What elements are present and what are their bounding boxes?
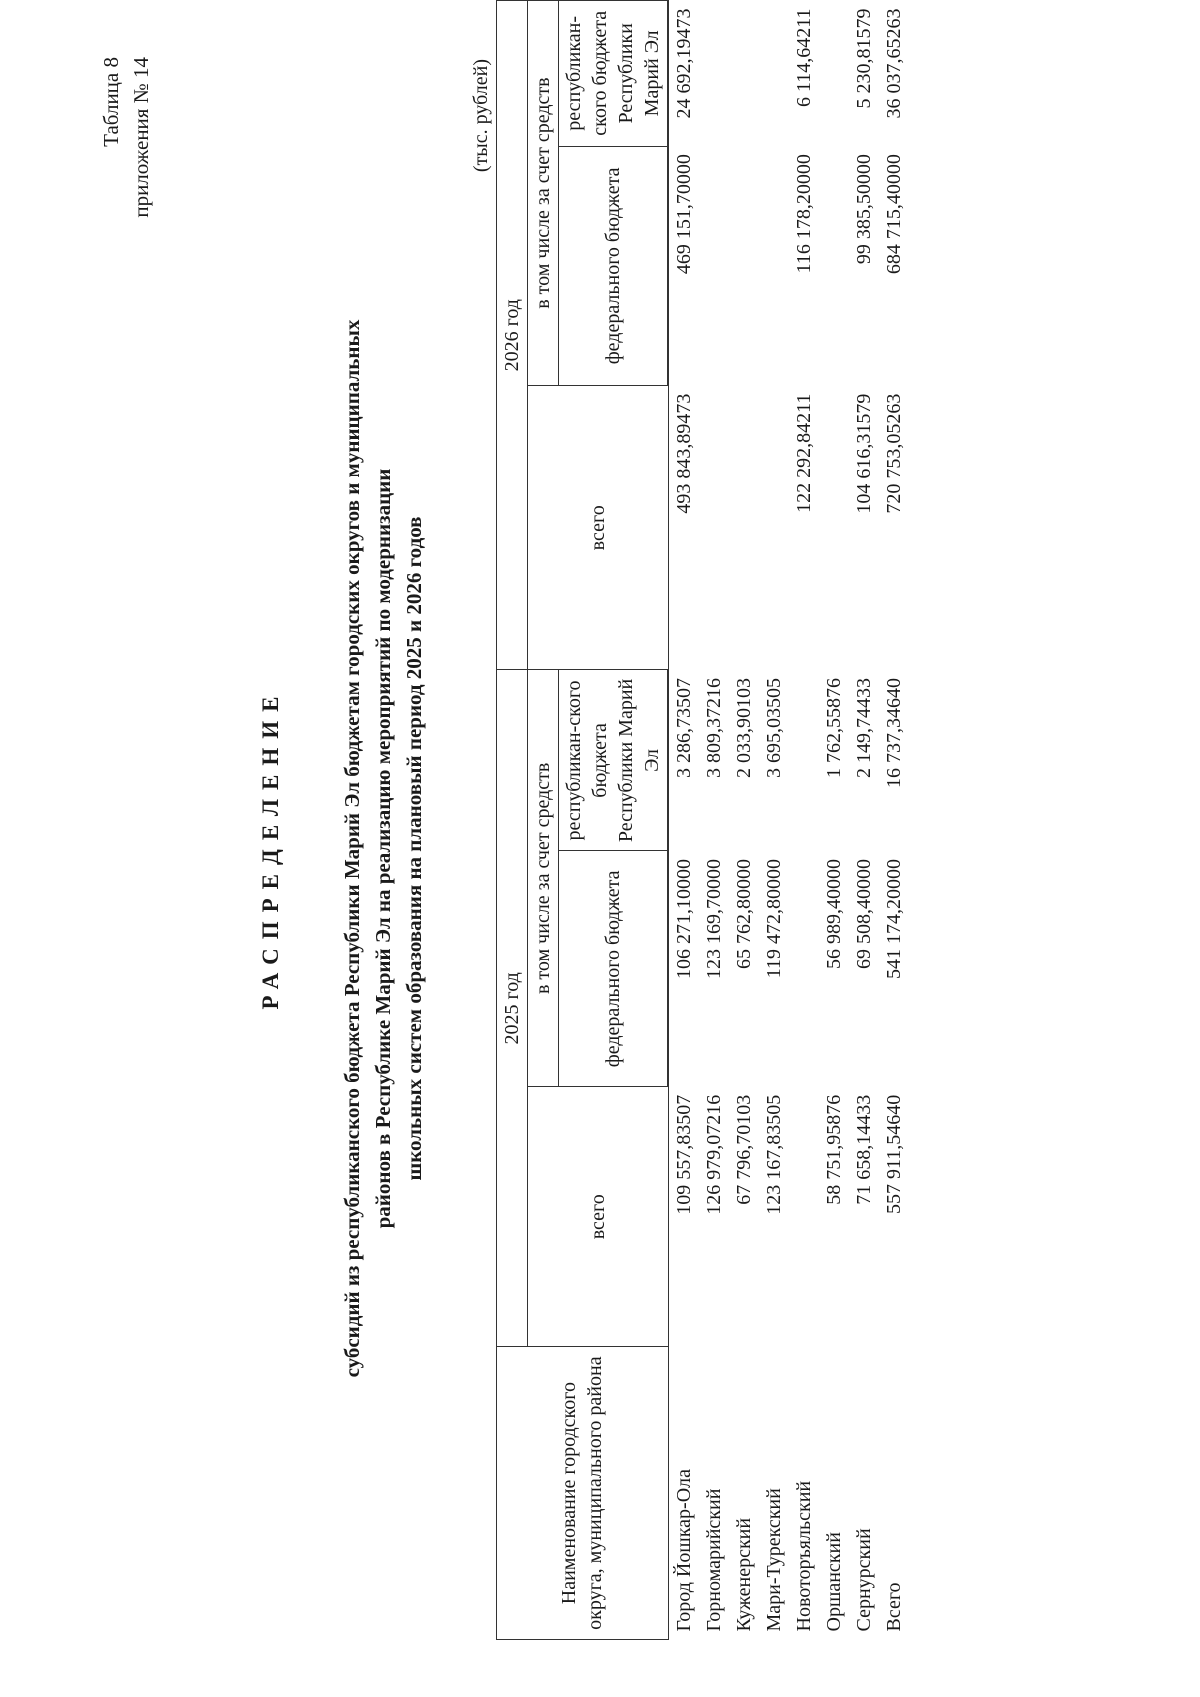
row-name: Город Йошкар-Ола: [672, 1469, 695, 1632]
cell-total-2025: 109 557,83507: [672, 1094, 695, 1215]
document-title: РАСПРЕДЕЛЕНИЕ: [258, 687, 283, 1010]
row-name: Горномарийский: [703, 1488, 725, 1632]
header-federal-2025: федерального бюджета: [559, 851, 669, 1087]
header-total-2026: всего: [528, 386, 669, 670]
cell-republican-2026: [729, 1, 759, 147]
table-row: [729, 1, 759, 1640]
cell-federal-2025: 123 169,70000: [703, 858, 725, 979]
table-number: Таблица 8: [99, 57, 123, 147]
subtitle-line: районов в Республике Марий Эл на реализацию мероприятий по модернизации: [371, 468, 395, 1229]
subtitle-line: субсидий из республиканского бюджета Республики Марий Эл бюджетам городских округов и муниципальных: [340, 319, 364, 1378]
cell-federal-2025: 541 174,20000: [883, 858, 905, 979]
cell-total-2025: 58 751,95876: [823, 1094, 845, 1205]
cell-total-2026: 493 843,89473: [672, 393, 695, 514]
cell-federal-2026: [699, 146, 729, 386]
header-row-years: [497, 1, 528, 1640]
cell-total-2026: 122 292,84211: [793, 393, 815, 513]
cell-federal-2025: 69 508,40000: [853, 858, 875, 969]
cell-total-2026: 720 753,05263: [883, 393, 905, 514]
header-year-2025: 2025 год: [497, 670, 528, 1347]
table-row: [849, 1, 879, 1640]
cell-federal-2025: 65 762,80000: [733, 858, 755, 969]
distribution-table: [496, 0, 909, 1640]
cell-republican-2026: [699, 1, 729, 147]
header-federal-2026: федерального бюджета: [559, 146, 669, 386]
table-reference: [96, 57, 156, 277]
cell-republican-2025: [789, 670, 819, 851]
cell-federal-2026: [819, 146, 849, 386]
cell-republican-2026: 5 230,81579: [853, 8, 875, 109]
table-row: [699, 1, 729, 1640]
cell-republican-2025: 1 762,55876: [823, 677, 845, 778]
row-name: Всего: [883, 1582, 905, 1632]
cell-federal-2025: 106 271,10000: [673, 858, 695, 979]
units-label: (тыс. рублей): [470, 59, 492, 173]
cell-republican-2025: 16 737,34640: [883, 677, 905, 788]
cell-total-2025: 126 979,07216: [703, 1094, 725, 1215]
cell-federal-2026: [729, 146, 759, 386]
cell-republican-2026: 6 114,64211: [793, 8, 815, 108]
cell-total-2025: 123 167,83505: [763, 1094, 785, 1215]
cell-federal-2026: 99 385,50000: [853, 154, 875, 265]
cell-total-2025: 557 911,54640: [883, 1094, 905, 1214]
header-republican-2026: республикан-ского бюджета Республики Марий Эл: [559, 1, 669, 147]
cell-republican-2025: 3 695,03505: [763, 677, 785, 778]
table-row-total: [879, 1, 909, 1640]
cell-republican-2026: [759, 1, 789, 147]
cell-republican-2026: [819, 1, 849, 147]
row-name: Мари-Турекский: [763, 1488, 785, 1632]
table-row: [819, 1, 849, 1640]
cell-total-2025: [789, 1087, 819, 1347]
cell-federal-2026: 116 178,20000: [793, 154, 815, 274]
cell-total-2026: [759, 386, 789, 670]
cell-federal-2025: 56 989,40000: [823, 858, 845, 969]
cell-republican-2026: 24 692,19473: [673, 8, 695, 119]
table-row: [759, 1, 789, 1640]
header-year-2026: 2026 год: [497, 1, 528, 670]
cell-federal-2025: 119 472,80000: [763, 858, 785, 979]
cell-republican-2026: 36 037,65263: [883, 8, 905, 119]
row-name: Сернурский: [853, 1528, 875, 1632]
document-subtitle: [337, 130, 430, 1567]
cell-federal-2025: [789, 851, 819, 1087]
cell-total-2026: [729, 386, 759, 670]
cell-federal-2026: 469 151,70000: [673, 154, 695, 275]
cell-federal-2026: [759, 146, 789, 386]
header-including-2025: в том числе за счет средств: [528, 670, 559, 1087]
cell-total-2026: [699, 386, 729, 670]
cell-republican-2025: 2 149,74433: [853, 677, 875, 778]
row-name: Новоторъяльский: [793, 1480, 815, 1632]
row-name: Куженерский: [733, 1517, 755, 1632]
cell-total-2026: [819, 386, 849, 670]
appendix-number: приложения № 14: [129, 57, 153, 218]
row-name: Оршанский: [823, 1532, 845, 1632]
cell-total-2025: 67 796,70103: [733, 1094, 755, 1205]
header-total-2025: всего: [528, 1087, 669, 1347]
subtitle-line: школьных систем образования на плановый период 2025 и 2026 годов: [402, 516, 426, 1181]
header-republican-2025: республикан-ского бюджета Республики Марий Эл: [559, 670, 669, 851]
table-row: [668, 1, 699, 1640]
cell-total-2026: 104 616,31579: [853, 393, 875, 514]
table-row: [789, 1, 819, 1640]
cell-federal-2026: 684 715,40000: [883, 154, 905, 275]
header-including-2026: в том числе за счет средств: [528, 1, 559, 386]
header-name: Наименование городского округа, муниципального района: [497, 1347, 669, 1640]
cell-republican-2025: 3 286,73507: [673, 677, 695, 778]
cell-total-2025: 71 658,14433: [853, 1094, 875, 1205]
cell-republican-2025: 2 033,90103: [733, 677, 755, 778]
cell-republican-2025: 3 809,37216: [703, 677, 725, 778]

:: Given instruction ::
Please pull out every line from all the entries above, reproducing each one character for character, and leave the pictures out of your answer.

:: Solution below ::
What elements are present and what are their bounding boxes?
row-name: Город Йошкар-Ола: [672, 1469, 695, 1632]
cell-total-2025: 109 557,83507: [672, 1094, 695, 1215]
document-title: РАСПРЕДЕЛЕНИЕ: [258, 687, 283, 1010]
row-name: Горномарийский: [703, 1488, 725, 1632]
header-federal-2025: федерального бюджета: [559, 851, 669, 1087]
header-total-2026: всего: [528, 386, 669, 670]
cell-republican-2026: [729, 1, 759, 147]
table-row: [729, 1, 759, 1640]
cell-federal-2025: 123 169,70000: [703, 858, 725, 979]
table-number: Таблица 8: [99, 57, 123, 147]
subtitle-line: районов в Республике Марий Эл на реализацию мероприятий по модернизации: [371, 468, 395, 1229]
subtitle-line: субсидий из республиканского бюджета Республики Марий Эл бюджетам городских округов и муниципальных: [340, 319, 364, 1378]
cell-federal-2025: 541 174,20000: [883, 858, 905, 979]
cell-total-2025: 58 751,95876: [823, 1094, 845, 1205]
cell-total-2026: 493 843,89473: [672, 393, 695, 514]
cell-federal-2026: [699, 146, 729, 386]
header-row-years: [497, 1, 528, 1640]
cell-total-2026: 122 292,84211: [793, 393, 815, 513]
cell-federal-2025: 69 508,40000: [853, 858, 875, 969]
cell-total-2026: 720 753,05263: [883, 393, 905, 514]
header-year-2025: 2025 год: [497, 670, 528, 1347]
table-row: [849, 1, 879, 1640]
cell-federal-2025: 65 762,80000: [733, 858, 755, 969]
distribution-table: [496, 0, 909, 1640]
cell-republican-2026: [699, 1, 729, 147]
header-federal-2026: федерального бюджета: [559, 146, 669, 386]
table-reference: [96, 57, 156, 277]
cell-republican-2025: [789, 670, 819, 851]
cell-federal-2026: [819, 146, 849, 386]
cell-republican-2026: 5 230,81579: [853, 8, 875, 109]
table-row: [699, 1, 729, 1640]
cell-republican-2025: 1 762,55876: [823, 677, 845, 778]
row-name: Всего: [883, 1582, 905, 1632]
cell-federal-2025: 106 271,10000: [673, 858, 695, 979]
units-label: (тыс. рублей): [470, 59, 492, 173]
cell-republican-2025: 16 737,34640: [883, 677, 905, 788]
cell-total-2025: 126 979,07216: [703, 1094, 725, 1215]
cell-federal-2026: [729, 146, 759, 386]
cell-republican-2026: 6 114,64211: [793, 8, 815, 108]
cell-total-2025: 123 167,83505: [763, 1094, 785, 1215]
cell-federal-2026: 99 385,50000: [853, 154, 875, 265]
cell-total-2025: 557 911,54640: [883, 1094, 905, 1214]
header-republican-2026: республикан-ского бюджета Республики Марий Эл: [559, 1, 669, 147]
cell-republican-2025: 3 695,03505: [763, 677, 785, 778]
table-row-total: [879, 1, 909, 1640]
cell-republican-2026: [759, 1, 789, 147]
cell-republican-2026: [819, 1, 849, 147]
row-name: Мари-Турекский: [763, 1488, 785, 1632]
table-row: [819, 1, 849, 1640]
cell-total-2025: [789, 1087, 819, 1347]
cell-federal-2026: 116 178,20000: [793, 154, 815, 274]
cell-total-2026: [759, 386, 789, 670]
cell-federal-2025: 56 989,40000: [823, 858, 845, 969]
cell-republican-2026: 24 692,19473: [673, 8, 695, 119]
table-row: [759, 1, 789, 1640]
header-year-2026: 2026 год: [497, 1, 528, 670]
cell-federal-2025: 119 472,80000: [763, 858, 785, 979]
cell-republican-2026: 36 037,65263: [883, 8, 905, 119]
row-name: Сернурский: [853, 1528, 875, 1632]
document-subtitle: [337, 130, 430, 1567]
cell-federal-2025: [789, 851, 819, 1087]
cell-total-2026: [729, 386, 759, 670]
cell-federal-2026: 469 151,70000: [673, 154, 695, 275]
cell-federal-2026: [759, 146, 789, 386]
header-including-2025: в том числе за счет средств: [528, 670, 559, 1087]
cell-total-2026: [699, 386, 729, 670]
cell-republican-2025: 2 149,74433: [853, 677, 875, 778]
row-name: Новоторъяльский: [793, 1480, 815, 1632]
row-name: Куженерский: [733, 1517, 755, 1632]
cell-total-2026: [819, 386, 849, 670]
appendix-number: приложения № 14: [129, 57, 153, 218]
row-name: Оршанский: [823, 1532, 845, 1632]
cell-total-2025: 67 796,70103: [733, 1094, 755, 1205]
header-total-2025: всего: [528, 1087, 669, 1347]
subtitle-line: школьных систем образования на плановый период 2025 и 2026 годов: [402, 516, 426, 1181]
header-republican-2025: республикан-ского бюджета Республики Марий Эл: [559, 670, 669, 851]
table-row: [668, 1, 699, 1640]
cell-total-2026: 104 616,31579: [853, 393, 875, 514]
table-row: [789, 1, 819, 1640]
cell-federal-2026: 684 715,40000: [883, 154, 905, 275]
header-including-2026: в том числе за счет средств: [528, 1, 559, 386]
header-name: Наименование городского округа, муниципального района: [497, 1347, 669, 1640]
cell-republican-2025: 3 286,73507: [673, 677, 695, 778]
cell-total-2025: 71 658,14433: [853, 1094, 875, 1205]
cell-republican-2025: 2 033,90103: [733, 677, 755, 778]
cell-republican-2025: 3 809,37216: [703, 677, 725, 778]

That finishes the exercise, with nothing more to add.